#### The exercise:
Transcribe the listing verbatim. Do not carry over any pictures.
START Supplied material
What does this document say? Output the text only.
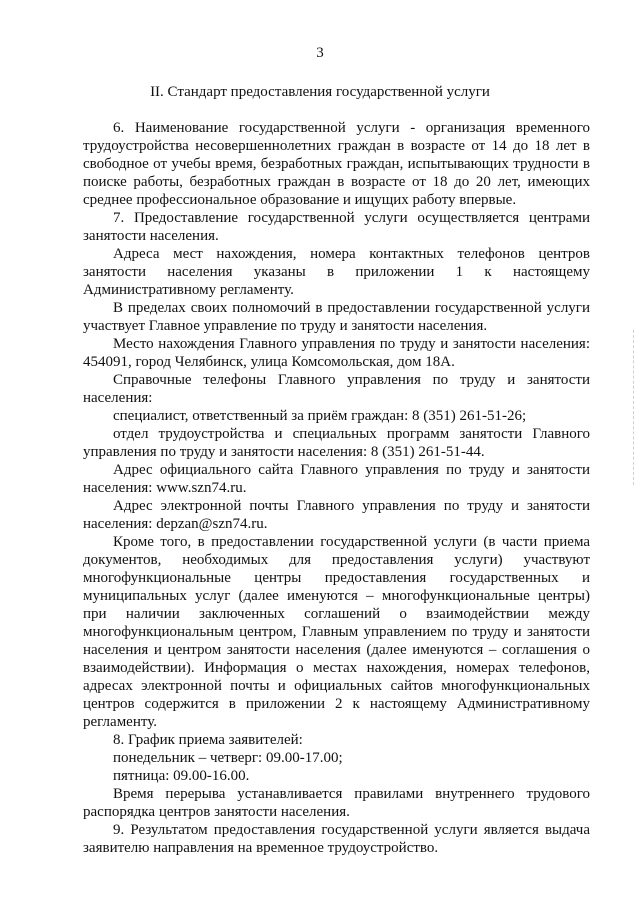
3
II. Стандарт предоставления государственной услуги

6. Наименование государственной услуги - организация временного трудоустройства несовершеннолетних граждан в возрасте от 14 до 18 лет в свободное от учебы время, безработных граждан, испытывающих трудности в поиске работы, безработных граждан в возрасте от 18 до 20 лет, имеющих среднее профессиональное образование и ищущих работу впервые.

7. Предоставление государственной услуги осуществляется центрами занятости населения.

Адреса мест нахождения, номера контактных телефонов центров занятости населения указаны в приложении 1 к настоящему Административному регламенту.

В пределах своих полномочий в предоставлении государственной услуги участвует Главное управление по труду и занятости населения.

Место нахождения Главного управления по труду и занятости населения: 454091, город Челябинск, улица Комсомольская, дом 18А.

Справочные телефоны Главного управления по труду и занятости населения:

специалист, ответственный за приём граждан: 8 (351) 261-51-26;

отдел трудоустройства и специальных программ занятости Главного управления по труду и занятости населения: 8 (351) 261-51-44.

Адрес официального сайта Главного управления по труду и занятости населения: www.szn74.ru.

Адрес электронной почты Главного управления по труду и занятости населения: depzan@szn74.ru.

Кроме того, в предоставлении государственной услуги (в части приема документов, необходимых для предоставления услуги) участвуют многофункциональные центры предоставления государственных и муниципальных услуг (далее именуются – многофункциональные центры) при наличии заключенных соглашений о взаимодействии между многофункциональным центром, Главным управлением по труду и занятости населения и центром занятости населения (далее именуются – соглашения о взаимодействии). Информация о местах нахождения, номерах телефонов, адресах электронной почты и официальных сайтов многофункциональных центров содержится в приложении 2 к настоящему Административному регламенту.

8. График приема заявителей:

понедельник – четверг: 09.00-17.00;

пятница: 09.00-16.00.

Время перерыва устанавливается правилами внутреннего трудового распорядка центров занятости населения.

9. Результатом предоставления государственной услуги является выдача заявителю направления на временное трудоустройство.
END Supplied material
#### Answer for the task:
What does this document say? Output the text only.
3
II. Стандарт предоставления государственной услуги

6. Наименование государственной услуги - организация временного трудоустройства несовершеннолетних граждан в возрасте от 14 до 18 лет в свободное от учебы время, безработных граждан, испытывающих трудности в поиске работы, безработных граждан в возрасте от 18 до 20 лет, имеющих среднее профессиональное образование и ищущих работу впервые.

7. Предоставление государственной услуги осуществляется центрами занятости населения.

Адреса мест нахождения, номера контактных телефонов центров занятости населения указаны в приложении 1 к настоящему Административному регламенту.

В пределах своих полномочий в предоставлении государственной услуги участвует Главное управление по труду и занятости населения.

Место нахождения Главного управления по труду и занятости населения: 454091, город Челябинск, улица Комсомольская, дом 18А.

Справочные телефоны Главного управления по труду и занятости населения:

специалист, ответственный за приём граждан: 8 (351) 261-51-26;

отдел трудоустройства и специальных программ занятости Главного управления по труду и занятости населения: 8 (351) 261-51-44.

Адрес официального сайта Главного управления по труду и занятости населения: www.szn74.ru.

Адрес электронной почты Главного управления по труду и занятости населения: depzan@szn74.ru.

Кроме того, в предоставлении государственной услуги (в части приема документов, необходимых для предоставления услуги) участвуют многофункциональные центры предоставления государственных и муниципальных услуг (далее именуются – многофункциональные центры) при наличии заключенных соглашений о взаимодействии между многофункциональным центром, Главным управлением по труду и занятости населения и центром занятости населения (далее именуются – соглашения о взаимодействии). Информация о местах нахождения, номерах телефонов, адресах электронной почты и официальных сайтов многофункциональных центров содержится в приложении 2 к настоящему Административному регламенту.

8. График приема заявителей:

понедельник – четверг: 09.00-17.00;

пятница: 09.00-16.00.

Время перерыва устанавливается правилами внутреннего трудового распорядка центров занятости населения.

9. Результатом предоставления государственной услуги является выдача заявителю направления на временное трудоустройство.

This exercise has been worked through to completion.